— Begin Given entries —

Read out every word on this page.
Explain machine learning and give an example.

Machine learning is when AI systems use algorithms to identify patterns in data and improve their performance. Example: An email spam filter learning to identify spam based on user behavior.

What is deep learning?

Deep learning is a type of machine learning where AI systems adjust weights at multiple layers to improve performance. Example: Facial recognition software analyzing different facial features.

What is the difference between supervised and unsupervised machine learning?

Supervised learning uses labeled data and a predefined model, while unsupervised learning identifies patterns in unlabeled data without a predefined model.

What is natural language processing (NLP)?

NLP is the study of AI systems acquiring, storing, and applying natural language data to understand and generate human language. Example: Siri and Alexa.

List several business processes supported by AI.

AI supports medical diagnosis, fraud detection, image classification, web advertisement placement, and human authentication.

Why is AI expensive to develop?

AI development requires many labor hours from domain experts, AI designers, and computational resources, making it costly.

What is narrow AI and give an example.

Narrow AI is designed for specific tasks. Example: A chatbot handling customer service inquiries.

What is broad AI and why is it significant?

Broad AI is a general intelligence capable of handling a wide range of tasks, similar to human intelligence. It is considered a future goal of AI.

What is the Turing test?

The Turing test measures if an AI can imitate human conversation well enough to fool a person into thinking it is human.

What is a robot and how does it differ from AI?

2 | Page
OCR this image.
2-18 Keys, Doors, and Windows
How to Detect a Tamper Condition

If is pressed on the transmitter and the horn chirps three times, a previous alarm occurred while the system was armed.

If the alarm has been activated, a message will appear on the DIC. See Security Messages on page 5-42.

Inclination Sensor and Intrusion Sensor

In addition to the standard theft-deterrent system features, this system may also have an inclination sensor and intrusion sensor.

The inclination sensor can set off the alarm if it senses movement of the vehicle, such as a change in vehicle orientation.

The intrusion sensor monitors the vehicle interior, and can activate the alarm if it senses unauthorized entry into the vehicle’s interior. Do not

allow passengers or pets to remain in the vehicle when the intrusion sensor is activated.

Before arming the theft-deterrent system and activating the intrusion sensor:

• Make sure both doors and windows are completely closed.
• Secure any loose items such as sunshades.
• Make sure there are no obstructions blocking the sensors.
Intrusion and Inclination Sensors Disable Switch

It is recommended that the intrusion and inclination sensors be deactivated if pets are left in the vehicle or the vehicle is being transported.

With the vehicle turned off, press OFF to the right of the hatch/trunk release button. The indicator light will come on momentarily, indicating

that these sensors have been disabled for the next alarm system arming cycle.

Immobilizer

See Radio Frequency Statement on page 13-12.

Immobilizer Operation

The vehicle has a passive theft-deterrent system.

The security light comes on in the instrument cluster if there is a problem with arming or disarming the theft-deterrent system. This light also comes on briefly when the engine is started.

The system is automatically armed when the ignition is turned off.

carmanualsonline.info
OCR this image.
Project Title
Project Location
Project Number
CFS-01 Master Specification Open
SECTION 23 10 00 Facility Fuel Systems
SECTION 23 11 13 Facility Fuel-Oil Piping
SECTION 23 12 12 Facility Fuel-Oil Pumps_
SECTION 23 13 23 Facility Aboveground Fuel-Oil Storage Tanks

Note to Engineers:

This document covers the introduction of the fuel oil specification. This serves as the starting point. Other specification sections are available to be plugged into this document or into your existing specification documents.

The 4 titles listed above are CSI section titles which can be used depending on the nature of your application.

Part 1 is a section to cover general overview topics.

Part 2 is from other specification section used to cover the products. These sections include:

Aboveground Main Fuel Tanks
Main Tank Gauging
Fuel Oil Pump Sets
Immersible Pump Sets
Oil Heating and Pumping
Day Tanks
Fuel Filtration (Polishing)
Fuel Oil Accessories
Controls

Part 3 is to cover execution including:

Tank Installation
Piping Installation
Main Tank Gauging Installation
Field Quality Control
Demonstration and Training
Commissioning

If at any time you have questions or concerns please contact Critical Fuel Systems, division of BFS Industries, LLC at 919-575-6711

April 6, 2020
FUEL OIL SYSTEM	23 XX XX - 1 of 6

— End Given entries —

Set task —
Each line in the data that holds the string "used" should be found and copied.

Exercise output —
The 4 titles listed above are CSI section titles which can be used depending on the nature of your application.
Part 2 is from other specification section used to cover the products. These sections include:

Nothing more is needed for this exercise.